PROBLEM DESCRIPTION :: In the material below, count the lines with the word "title" and state that number only.

--- start of EXERCISE MATERIAL ---

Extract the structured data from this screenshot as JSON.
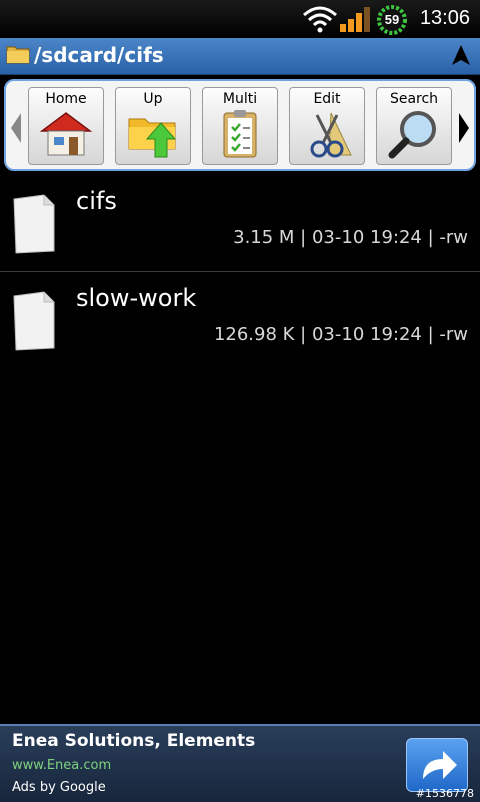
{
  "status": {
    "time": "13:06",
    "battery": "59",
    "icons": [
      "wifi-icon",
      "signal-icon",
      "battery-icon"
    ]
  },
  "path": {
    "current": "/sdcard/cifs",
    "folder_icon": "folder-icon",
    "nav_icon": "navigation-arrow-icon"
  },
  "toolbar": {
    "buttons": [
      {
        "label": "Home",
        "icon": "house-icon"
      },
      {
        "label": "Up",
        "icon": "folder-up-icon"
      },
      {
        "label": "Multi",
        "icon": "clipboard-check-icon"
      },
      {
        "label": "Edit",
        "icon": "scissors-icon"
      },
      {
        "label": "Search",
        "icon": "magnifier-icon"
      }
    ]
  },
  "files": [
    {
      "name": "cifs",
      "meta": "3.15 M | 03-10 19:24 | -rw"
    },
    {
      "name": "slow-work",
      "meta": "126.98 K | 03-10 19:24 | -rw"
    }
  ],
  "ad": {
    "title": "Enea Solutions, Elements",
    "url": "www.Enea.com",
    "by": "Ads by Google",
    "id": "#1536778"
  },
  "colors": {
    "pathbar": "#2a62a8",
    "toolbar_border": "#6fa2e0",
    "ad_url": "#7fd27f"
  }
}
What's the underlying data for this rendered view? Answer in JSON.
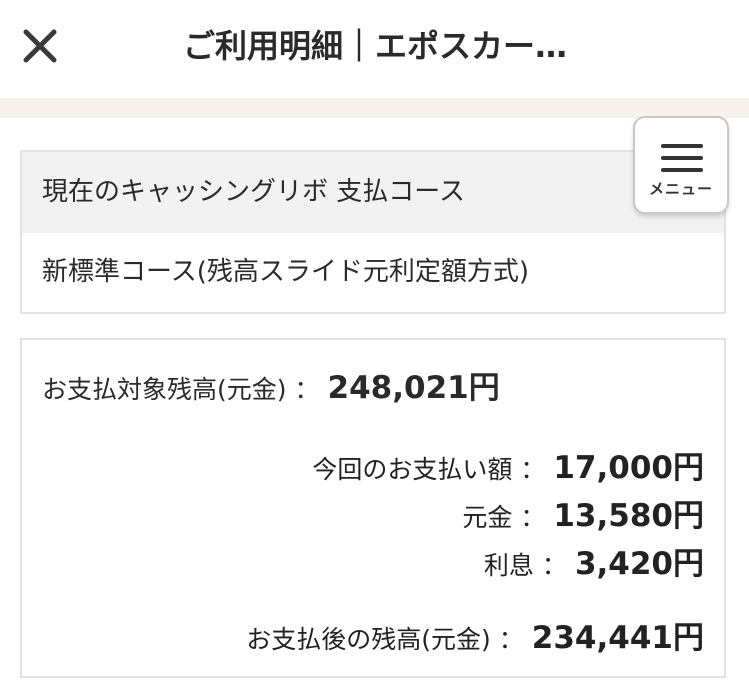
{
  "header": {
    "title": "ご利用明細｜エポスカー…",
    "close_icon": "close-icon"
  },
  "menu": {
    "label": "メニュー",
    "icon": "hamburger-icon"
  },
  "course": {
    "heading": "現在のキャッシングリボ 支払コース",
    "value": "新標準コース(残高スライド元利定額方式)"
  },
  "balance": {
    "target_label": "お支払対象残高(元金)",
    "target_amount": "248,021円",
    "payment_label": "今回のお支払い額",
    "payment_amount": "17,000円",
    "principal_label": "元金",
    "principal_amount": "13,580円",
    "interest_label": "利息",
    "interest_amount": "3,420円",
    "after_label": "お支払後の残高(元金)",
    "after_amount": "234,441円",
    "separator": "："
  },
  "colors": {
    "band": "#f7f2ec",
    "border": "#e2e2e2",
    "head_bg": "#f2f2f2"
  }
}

--- end of EXERCISE MATERIAL ---

RESULT :: 2